# Start of PROVIDED DATA

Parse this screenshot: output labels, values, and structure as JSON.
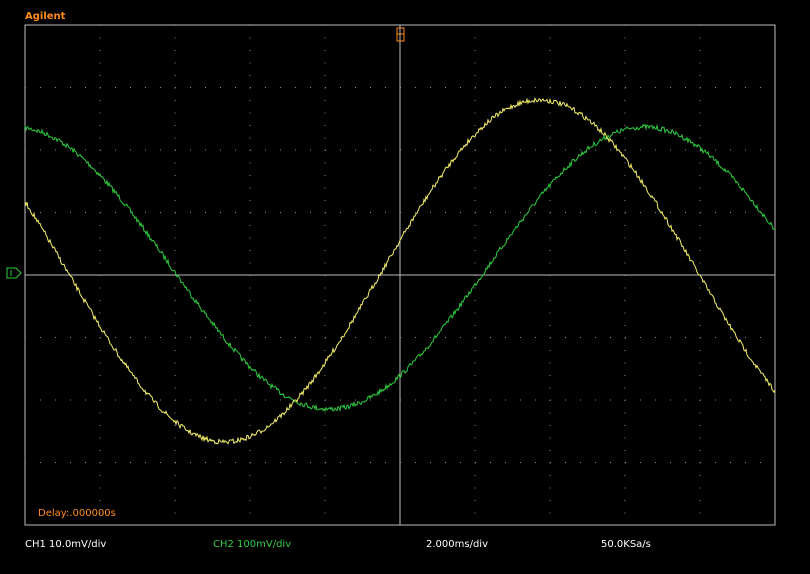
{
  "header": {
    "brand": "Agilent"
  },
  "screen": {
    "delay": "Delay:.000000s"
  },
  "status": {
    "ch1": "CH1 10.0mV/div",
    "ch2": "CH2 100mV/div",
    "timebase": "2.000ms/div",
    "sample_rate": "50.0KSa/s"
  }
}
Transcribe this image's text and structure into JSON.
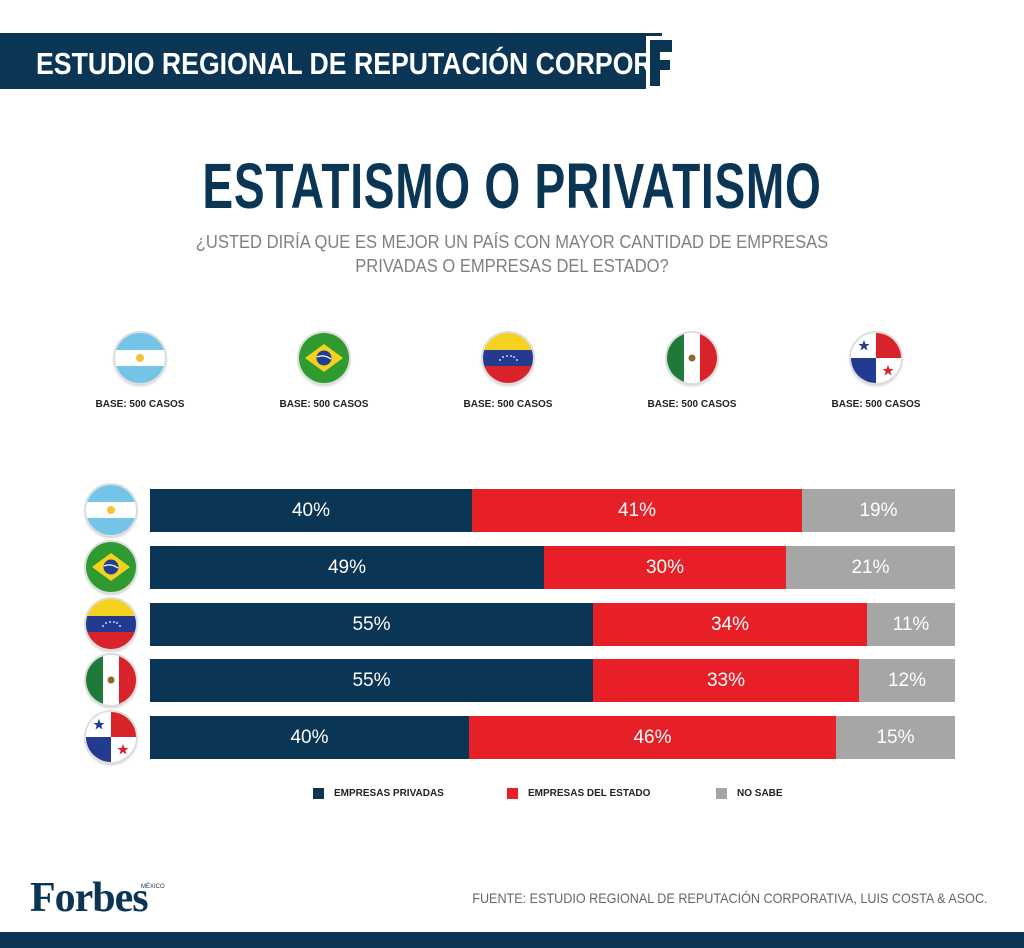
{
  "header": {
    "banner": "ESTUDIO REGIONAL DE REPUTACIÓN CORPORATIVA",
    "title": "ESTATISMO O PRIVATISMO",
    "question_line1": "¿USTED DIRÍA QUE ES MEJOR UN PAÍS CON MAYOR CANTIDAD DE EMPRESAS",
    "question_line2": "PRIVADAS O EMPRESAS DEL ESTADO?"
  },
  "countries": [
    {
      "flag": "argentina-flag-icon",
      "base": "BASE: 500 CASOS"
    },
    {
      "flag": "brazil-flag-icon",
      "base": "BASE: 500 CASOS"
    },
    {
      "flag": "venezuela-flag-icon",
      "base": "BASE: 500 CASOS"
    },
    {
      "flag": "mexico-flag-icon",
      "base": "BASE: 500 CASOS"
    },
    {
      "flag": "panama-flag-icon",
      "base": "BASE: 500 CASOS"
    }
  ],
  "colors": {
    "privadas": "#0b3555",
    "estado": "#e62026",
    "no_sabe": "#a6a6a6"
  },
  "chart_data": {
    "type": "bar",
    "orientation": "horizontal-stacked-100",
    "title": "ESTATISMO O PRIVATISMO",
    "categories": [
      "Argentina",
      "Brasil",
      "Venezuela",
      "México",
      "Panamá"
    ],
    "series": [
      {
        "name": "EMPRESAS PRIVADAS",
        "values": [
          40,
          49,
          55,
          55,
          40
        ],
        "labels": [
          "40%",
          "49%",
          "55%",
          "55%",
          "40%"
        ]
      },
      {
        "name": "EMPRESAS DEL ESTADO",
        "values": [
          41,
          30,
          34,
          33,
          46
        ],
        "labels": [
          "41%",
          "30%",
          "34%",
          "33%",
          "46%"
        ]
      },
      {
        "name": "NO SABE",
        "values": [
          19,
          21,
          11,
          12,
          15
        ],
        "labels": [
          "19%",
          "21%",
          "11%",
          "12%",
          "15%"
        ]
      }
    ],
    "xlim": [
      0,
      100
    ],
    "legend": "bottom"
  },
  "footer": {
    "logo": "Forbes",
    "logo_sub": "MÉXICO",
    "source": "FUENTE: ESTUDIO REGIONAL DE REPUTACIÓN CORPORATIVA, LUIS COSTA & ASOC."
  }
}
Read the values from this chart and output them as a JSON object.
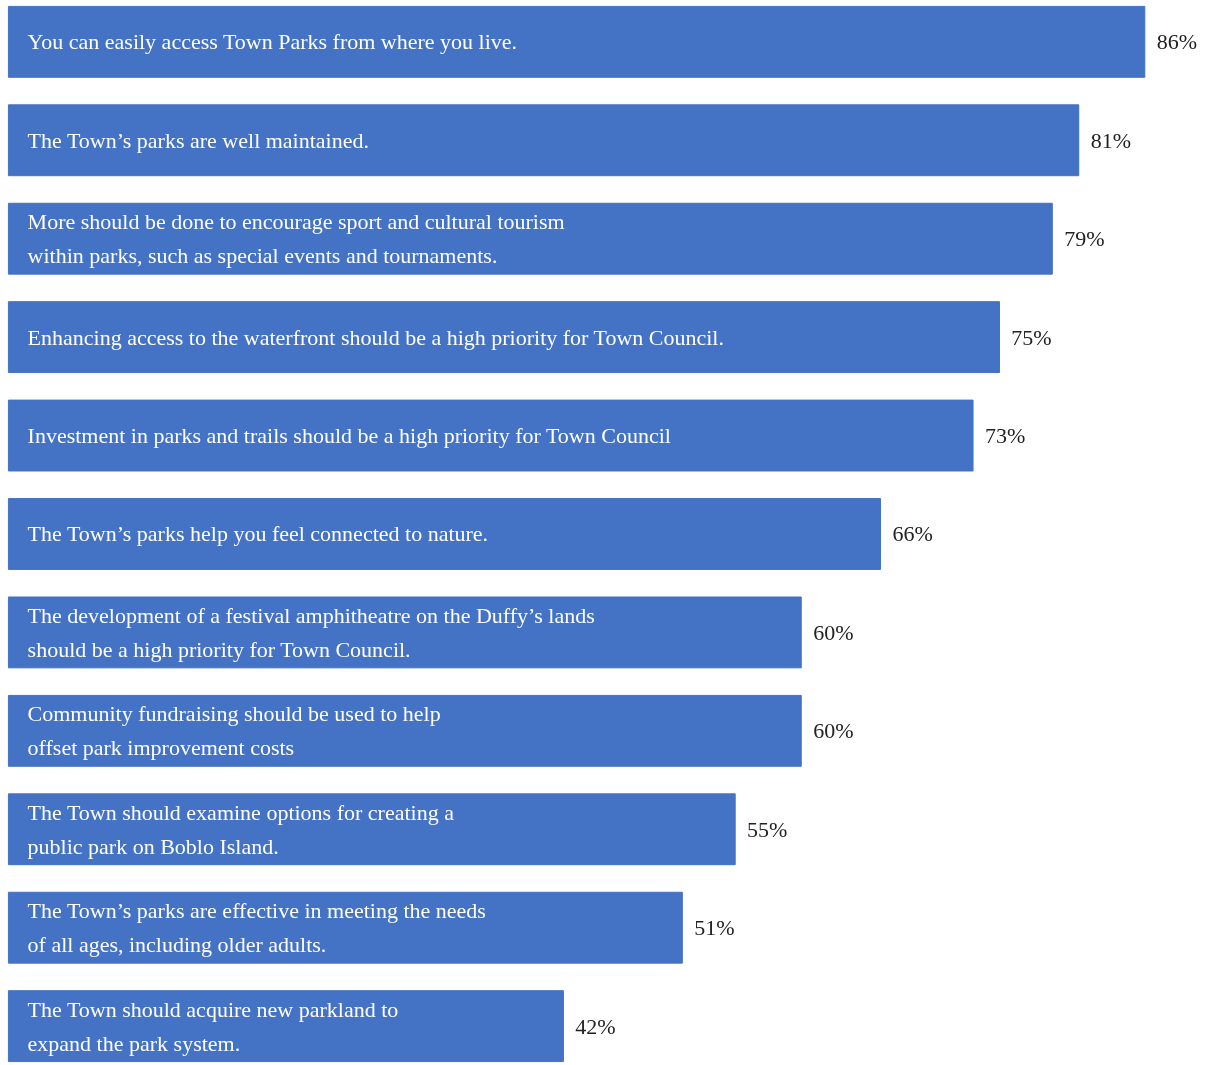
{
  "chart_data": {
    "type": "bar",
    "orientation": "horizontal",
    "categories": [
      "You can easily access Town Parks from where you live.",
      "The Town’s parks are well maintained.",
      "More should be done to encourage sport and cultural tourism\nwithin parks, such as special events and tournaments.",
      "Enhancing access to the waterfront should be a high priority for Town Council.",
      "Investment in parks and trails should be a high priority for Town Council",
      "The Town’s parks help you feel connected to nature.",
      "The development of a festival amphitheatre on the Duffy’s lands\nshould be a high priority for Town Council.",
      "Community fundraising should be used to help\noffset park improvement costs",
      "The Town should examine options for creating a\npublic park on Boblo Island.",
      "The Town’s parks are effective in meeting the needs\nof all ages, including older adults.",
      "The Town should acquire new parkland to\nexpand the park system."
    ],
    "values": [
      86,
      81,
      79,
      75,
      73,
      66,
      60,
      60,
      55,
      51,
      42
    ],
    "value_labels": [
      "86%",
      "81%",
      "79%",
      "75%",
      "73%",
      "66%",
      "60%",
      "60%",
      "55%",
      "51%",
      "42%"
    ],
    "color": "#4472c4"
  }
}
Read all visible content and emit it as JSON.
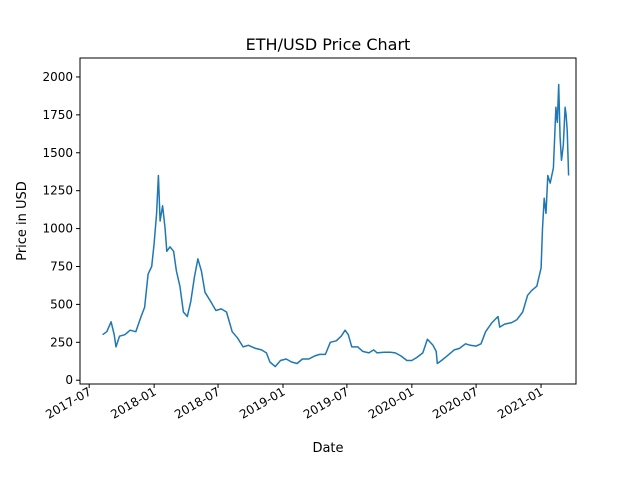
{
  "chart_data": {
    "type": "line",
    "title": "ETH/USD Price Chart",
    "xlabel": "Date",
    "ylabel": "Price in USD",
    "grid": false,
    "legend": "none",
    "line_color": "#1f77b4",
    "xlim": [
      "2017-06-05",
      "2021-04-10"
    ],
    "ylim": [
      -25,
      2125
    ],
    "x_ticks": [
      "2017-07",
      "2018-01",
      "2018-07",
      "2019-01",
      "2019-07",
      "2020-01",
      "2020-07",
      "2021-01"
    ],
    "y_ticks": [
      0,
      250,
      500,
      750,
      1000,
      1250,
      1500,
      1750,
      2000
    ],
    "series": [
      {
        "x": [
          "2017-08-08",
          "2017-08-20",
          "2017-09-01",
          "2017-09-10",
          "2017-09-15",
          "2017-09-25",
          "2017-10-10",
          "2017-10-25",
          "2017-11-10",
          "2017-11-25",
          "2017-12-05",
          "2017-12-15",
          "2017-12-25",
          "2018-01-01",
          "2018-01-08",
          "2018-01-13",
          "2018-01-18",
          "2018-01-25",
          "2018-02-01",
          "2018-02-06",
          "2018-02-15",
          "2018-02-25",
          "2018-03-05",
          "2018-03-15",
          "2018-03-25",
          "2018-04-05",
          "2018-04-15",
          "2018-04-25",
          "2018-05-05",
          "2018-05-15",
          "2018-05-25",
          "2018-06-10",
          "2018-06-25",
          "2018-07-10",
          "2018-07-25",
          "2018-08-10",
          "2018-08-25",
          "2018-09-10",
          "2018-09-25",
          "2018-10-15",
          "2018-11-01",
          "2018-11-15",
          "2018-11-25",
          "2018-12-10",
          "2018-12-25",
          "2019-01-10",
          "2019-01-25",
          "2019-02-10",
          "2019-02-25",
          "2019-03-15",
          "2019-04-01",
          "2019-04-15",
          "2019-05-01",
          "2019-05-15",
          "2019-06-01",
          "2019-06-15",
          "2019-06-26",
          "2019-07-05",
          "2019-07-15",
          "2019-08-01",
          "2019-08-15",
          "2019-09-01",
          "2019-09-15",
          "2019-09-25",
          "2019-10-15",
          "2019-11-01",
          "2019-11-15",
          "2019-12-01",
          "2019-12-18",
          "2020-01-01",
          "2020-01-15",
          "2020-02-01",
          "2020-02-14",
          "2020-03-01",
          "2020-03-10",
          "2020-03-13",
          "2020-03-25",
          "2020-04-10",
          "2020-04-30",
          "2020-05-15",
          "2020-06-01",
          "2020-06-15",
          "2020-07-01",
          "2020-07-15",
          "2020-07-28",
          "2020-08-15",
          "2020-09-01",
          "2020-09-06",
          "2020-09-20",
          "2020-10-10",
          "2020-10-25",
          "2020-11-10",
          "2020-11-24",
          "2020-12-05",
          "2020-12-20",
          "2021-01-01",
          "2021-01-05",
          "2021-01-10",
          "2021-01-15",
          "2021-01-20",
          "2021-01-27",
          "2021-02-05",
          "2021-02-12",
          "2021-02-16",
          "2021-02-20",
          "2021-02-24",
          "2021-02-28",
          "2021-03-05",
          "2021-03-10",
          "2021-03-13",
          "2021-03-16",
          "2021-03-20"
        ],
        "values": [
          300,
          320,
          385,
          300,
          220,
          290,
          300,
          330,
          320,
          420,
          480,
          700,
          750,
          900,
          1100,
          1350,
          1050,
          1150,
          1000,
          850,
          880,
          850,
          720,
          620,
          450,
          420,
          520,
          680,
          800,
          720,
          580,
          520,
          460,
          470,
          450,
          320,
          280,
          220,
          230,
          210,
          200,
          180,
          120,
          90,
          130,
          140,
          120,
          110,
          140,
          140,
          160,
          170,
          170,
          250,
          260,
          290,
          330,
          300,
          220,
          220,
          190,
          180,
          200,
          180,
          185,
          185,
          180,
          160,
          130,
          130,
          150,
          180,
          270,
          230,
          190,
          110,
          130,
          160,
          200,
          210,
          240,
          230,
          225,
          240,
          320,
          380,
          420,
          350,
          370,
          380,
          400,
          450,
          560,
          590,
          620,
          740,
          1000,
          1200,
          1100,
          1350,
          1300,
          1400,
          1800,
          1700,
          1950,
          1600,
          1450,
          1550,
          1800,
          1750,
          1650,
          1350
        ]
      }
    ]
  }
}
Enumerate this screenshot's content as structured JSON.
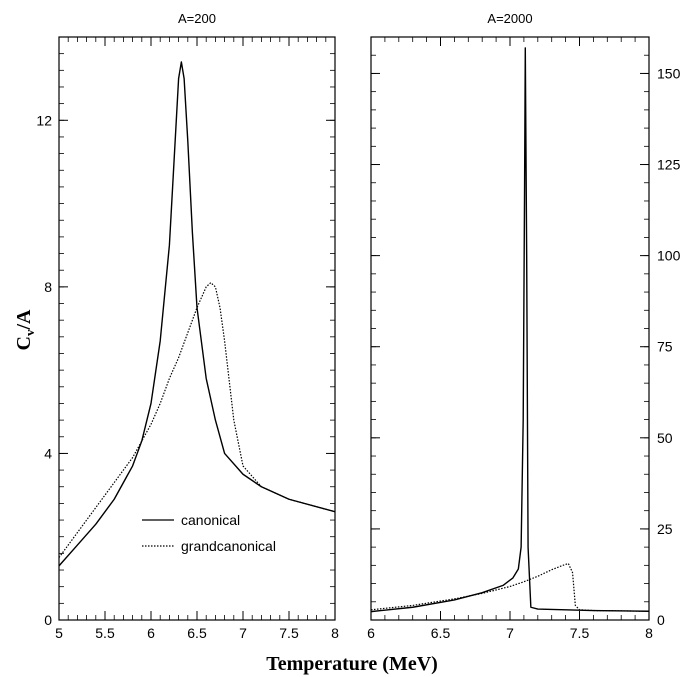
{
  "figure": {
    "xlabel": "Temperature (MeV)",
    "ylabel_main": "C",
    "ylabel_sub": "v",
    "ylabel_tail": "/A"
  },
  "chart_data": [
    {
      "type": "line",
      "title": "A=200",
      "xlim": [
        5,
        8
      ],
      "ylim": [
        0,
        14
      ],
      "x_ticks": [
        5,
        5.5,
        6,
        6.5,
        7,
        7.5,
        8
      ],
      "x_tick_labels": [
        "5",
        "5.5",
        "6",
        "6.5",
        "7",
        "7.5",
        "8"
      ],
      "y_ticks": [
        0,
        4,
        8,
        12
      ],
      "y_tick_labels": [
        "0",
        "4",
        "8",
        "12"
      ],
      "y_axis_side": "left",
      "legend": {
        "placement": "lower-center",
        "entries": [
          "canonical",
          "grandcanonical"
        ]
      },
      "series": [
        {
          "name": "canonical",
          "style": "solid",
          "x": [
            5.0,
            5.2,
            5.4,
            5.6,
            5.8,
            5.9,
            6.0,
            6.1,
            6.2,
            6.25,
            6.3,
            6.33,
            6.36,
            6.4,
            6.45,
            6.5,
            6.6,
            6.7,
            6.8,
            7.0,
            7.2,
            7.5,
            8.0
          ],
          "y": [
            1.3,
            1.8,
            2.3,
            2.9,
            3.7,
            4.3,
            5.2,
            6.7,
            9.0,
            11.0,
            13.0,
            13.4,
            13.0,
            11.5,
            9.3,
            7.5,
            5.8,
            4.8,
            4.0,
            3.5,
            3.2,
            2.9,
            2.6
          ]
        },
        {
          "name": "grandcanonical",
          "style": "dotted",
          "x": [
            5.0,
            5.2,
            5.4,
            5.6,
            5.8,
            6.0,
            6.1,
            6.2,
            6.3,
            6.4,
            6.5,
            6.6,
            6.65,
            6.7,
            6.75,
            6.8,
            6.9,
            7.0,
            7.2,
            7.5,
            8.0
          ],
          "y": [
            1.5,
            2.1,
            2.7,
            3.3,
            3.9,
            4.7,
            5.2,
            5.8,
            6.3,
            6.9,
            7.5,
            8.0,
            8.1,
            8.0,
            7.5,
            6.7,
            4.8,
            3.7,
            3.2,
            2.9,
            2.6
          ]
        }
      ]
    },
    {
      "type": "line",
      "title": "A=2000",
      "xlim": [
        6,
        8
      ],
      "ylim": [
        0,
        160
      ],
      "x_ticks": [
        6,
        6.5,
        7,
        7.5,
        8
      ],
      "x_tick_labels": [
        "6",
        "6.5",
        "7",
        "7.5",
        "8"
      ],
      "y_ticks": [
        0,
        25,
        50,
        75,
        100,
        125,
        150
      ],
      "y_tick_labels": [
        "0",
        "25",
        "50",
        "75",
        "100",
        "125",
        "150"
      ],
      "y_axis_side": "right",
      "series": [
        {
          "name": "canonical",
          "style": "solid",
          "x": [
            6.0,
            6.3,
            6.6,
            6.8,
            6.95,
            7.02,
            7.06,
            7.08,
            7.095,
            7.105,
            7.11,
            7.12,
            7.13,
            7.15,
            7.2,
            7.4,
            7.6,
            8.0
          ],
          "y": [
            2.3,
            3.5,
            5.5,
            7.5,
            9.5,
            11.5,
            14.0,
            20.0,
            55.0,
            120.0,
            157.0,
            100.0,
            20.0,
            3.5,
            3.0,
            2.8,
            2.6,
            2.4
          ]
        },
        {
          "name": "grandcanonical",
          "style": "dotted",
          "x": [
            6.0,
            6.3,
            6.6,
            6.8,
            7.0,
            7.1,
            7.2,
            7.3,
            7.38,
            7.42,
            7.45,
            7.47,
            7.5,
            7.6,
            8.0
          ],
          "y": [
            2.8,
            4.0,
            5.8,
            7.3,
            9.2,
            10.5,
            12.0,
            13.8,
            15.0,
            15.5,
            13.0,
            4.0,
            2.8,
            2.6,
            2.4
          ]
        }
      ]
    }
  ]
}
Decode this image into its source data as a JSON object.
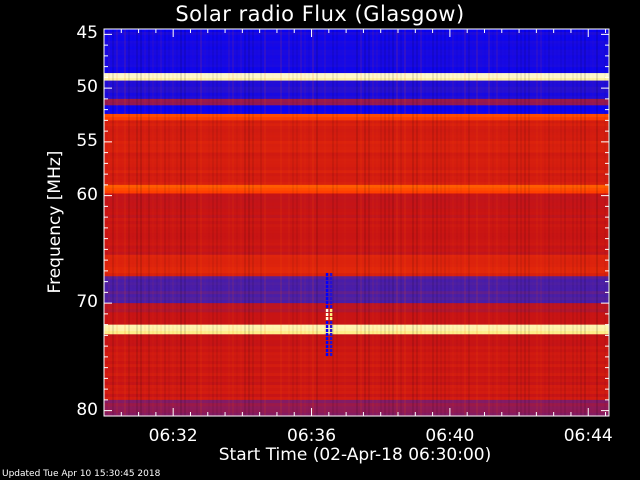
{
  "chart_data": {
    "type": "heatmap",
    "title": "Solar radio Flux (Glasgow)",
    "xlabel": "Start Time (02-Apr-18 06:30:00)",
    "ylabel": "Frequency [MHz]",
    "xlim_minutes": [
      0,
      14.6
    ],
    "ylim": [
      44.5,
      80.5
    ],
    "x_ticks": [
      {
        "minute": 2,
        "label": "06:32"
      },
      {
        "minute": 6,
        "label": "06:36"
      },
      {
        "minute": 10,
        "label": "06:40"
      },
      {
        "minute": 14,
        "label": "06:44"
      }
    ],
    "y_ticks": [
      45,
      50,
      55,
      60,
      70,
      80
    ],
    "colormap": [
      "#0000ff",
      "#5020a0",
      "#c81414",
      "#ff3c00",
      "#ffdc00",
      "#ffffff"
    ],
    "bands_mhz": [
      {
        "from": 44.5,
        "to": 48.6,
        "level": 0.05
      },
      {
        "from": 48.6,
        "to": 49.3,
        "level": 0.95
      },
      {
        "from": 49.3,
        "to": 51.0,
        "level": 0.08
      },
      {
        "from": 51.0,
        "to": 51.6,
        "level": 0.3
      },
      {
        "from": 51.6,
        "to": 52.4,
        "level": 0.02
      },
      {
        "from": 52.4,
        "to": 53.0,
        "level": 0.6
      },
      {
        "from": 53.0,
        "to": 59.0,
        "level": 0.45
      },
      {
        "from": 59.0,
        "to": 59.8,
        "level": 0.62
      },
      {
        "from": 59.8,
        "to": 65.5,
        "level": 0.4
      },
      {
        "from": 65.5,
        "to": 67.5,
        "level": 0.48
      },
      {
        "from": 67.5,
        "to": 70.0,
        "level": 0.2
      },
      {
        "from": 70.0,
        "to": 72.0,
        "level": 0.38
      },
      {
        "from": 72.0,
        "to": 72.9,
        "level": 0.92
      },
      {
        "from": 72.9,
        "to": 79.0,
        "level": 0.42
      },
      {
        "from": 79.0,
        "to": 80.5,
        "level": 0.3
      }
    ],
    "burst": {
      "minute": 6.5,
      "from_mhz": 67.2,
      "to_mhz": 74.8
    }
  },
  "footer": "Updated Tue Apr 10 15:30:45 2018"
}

# End of PROVIDED DATA

STATED EXERCISE: Search the records for the word "this" and copy every line where it occurs.

SOLVED EXERCISE:
Parse this screenshot: output labels, values, and structure as JSON.
Transcribe this image's text and structure into JSON.
Read the values from this chart and output them as a JSON object.
Enumerate this screenshot's content as structured JSON.
Decode this image into its source data as a JSON object.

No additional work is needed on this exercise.